- [Raw data]

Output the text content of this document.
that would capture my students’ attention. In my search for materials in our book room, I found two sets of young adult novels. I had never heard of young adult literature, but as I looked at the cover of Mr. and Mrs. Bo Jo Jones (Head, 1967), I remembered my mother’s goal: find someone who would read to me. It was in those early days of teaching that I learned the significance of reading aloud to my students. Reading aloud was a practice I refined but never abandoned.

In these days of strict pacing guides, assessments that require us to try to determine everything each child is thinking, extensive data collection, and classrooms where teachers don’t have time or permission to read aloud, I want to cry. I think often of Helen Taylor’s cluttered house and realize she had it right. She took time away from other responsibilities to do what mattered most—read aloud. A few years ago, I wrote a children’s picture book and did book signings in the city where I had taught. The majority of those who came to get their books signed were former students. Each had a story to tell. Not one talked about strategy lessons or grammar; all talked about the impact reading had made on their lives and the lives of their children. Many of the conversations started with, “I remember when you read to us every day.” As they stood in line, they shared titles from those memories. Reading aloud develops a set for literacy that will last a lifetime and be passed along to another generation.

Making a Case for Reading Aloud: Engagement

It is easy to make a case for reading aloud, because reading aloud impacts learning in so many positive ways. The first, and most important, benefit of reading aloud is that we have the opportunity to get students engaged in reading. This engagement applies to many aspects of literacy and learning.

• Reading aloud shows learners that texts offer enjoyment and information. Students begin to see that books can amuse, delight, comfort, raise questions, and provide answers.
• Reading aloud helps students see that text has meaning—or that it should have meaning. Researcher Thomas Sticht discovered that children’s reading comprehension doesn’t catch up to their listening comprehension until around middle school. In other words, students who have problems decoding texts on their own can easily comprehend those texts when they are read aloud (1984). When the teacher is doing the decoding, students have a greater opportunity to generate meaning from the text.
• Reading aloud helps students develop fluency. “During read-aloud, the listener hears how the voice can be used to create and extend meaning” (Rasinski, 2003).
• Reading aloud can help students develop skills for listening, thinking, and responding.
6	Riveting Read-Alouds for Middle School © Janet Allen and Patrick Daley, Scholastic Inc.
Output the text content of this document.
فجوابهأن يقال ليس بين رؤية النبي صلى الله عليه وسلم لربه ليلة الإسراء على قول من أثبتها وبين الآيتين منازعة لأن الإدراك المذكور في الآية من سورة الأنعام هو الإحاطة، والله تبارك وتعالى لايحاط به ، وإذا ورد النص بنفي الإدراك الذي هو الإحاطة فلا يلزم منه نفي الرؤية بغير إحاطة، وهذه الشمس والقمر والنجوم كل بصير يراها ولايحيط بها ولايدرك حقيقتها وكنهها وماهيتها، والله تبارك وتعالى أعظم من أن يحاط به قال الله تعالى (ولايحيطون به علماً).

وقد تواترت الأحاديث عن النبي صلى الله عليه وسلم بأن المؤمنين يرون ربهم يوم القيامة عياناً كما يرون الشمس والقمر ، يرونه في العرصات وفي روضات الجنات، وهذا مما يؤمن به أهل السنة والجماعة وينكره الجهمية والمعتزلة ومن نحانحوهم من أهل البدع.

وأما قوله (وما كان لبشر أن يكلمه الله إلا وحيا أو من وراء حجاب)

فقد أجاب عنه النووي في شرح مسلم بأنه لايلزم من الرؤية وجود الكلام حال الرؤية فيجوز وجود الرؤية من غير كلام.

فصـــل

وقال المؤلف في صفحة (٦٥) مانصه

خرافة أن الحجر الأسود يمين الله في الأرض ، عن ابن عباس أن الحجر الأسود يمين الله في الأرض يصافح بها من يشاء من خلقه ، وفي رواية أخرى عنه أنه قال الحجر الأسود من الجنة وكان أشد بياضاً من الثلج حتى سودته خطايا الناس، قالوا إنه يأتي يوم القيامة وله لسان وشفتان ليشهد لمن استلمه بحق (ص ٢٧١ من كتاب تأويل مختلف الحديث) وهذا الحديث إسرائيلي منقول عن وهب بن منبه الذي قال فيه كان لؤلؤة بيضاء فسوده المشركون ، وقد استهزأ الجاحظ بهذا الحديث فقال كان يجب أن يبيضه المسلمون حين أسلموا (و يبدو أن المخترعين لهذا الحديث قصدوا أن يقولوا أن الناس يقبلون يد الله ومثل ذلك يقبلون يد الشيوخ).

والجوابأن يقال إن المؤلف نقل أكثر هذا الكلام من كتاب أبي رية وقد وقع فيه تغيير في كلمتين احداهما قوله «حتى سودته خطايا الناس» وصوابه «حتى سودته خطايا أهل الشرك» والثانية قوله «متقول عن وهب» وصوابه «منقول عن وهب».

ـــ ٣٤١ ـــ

- [Exercise directions]
Exact copies of all the records are required.

- [Solved problem]
Output the text content of this document.
that would capture my students’ attention. In my search for materials in our book room, I found two sets of young adult novels. I had never heard of young adult literature, but as I looked at the cover of Mr. and Mrs. Bo Jo Jones (Head, 1967), I remembered my mother’s goal: find someone who would read to me. It was in those early days of teaching that I learned the significance of reading aloud to my students. Reading aloud was a practice I refined but never abandoned.

In these days of strict pacing guides, assessments that require us to try to determine everything each child is thinking, extensive data collection, and classrooms where teachers don’t have time or permission to read aloud, I want to cry. I think often of Helen Taylor’s cluttered house and realize she had it right. She took time away from other responsibilities to do what mattered most—read aloud. A few years ago, I wrote a children’s picture book and did book signings in the city where I had taught. The majority of those who came to get their books signed were former students. Each had a story to tell. Not one talked about strategy lessons or grammar; all talked about the impact reading had made on their lives and the lives of their children. Many of the conversations started with, “I remember when you read to us every day.” As they stood in line, they shared titles from those memories. Reading aloud develops a set for literacy that will last a lifetime and be passed along to another generation.

Making a Case for Reading Aloud: Engagement

It is easy to make a case for reading aloud, because reading aloud impacts learning in so many positive ways. The first, and most important, benefit of reading aloud is that we have the opportunity to get students engaged in reading. This engagement applies to many aspects of literacy and learning.

• Reading aloud shows learners that texts offer enjoyment and information. Students begin to see that books can amuse, delight, comfort, raise questions, and provide answers.
• Reading aloud helps students see that text has meaning—or that it should have meaning. Researcher Thomas Sticht discovered that children’s reading comprehension doesn’t catch up to their listening comprehension until around middle school. In other words, students who have problems decoding texts on their own can easily comprehend those texts when they are read aloud (1984). When the teacher is doing the decoding, students have a greater opportunity to generate meaning from the text.
• Reading aloud helps students develop fluency. “During read-aloud, the listener hears how the voice can be used to create and extend meaning” (Rasinski, 2003).
• Reading aloud can help students develop skills for listening, thinking, and responding.
6	Riveting Read-Alouds for Middle School © Janet Allen and Patrick Daley, Scholastic Inc.
Output the text content of this document.
فجوابهأن يقال ليس بين رؤية النبي صلى الله عليه وسلم لربه ليلة الإسراء على قول من أثبتها وبين الآيتين منازعة لأن الإدراك المذكور في الآية من سورة الأنعام هو الإحاطة، والله تبارك وتعالى لايحاط به ، وإذا ورد النص بنفي الإدراك الذي هو الإحاطة فلا يلزم منه نفي الرؤية بغير إحاطة، وهذه الشمس والقمر والنجوم كل بصير يراها ولايحيط بها ولايدرك حقيقتها وكنهها وماهيتها، والله تبارك وتعالى أعظم من أن يحاط به قال الله تعالى (ولايحيطون به علماً).

وقد تواترت الأحاديث عن النبي صلى الله عليه وسلم بأن المؤمنين يرون ربهم يوم القيامة عياناً كما يرون الشمس والقمر ، يرونه في العرصات وفي روضات الجنات، وهذا مما يؤمن به أهل السنة والجماعة وينكره الجهمية والمعتزلة ومن نحانحوهم من أهل البدع.

وأما قوله (وما كان لبشر أن يكلمه الله إلا وحيا أو من وراء حجاب)

فقد أجاب عنه النووي في شرح مسلم بأنه لايلزم من الرؤية وجود الكلام حال الرؤية فيجوز وجود الرؤية من غير كلام.

فصـــل

وقال المؤلف في صفحة (٦٥) مانصه

خرافة أن الحجر الأسود يمين الله في الأرض ، عن ابن عباس أن الحجر الأسود يمين الله في الأرض يصافح بها من يشاء من خلقه ، وفي رواية أخرى عنه أنه قال الحجر الأسود من الجنة وكان أشد بياضاً من الثلج حتى سودته خطايا الناس، قالوا إنه يأتي يوم القيامة وله لسان وشفتان ليشهد لمن استلمه بحق (ص ٢٧١ من كتاب تأويل مختلف الحديث) وهذا الحديث إسرائيلي منقول عن وهب بن منبه الذي قال فيه كان لؤلؤة بيضاء فسوده المشركون ، وقد استهزأ الجاحظ بهذا الحديث فقال كان يجب أن يبيضه المسلمون حين أسلموا (و يبدو أن المخترعين لهذا الحديث قصدوا أن يقولوا أن الناس يقبلون يد الله ومثل ذلك يقبلون يد الشيوخ).

والجوابأن يقال إن المؤلف نقل أكثر هذا الكلام من كتاب أبي رية وقد وقع فيه تغيير في كلمتين احداهما قوله «حتى سودته خطايا الناس» وصوابه «حتى سودته خطايا أهل الشرك» والثانية قوله «متقول عن وهب» وصوابه «منقول عن وهب».

ـــ ٣٤١ ـــ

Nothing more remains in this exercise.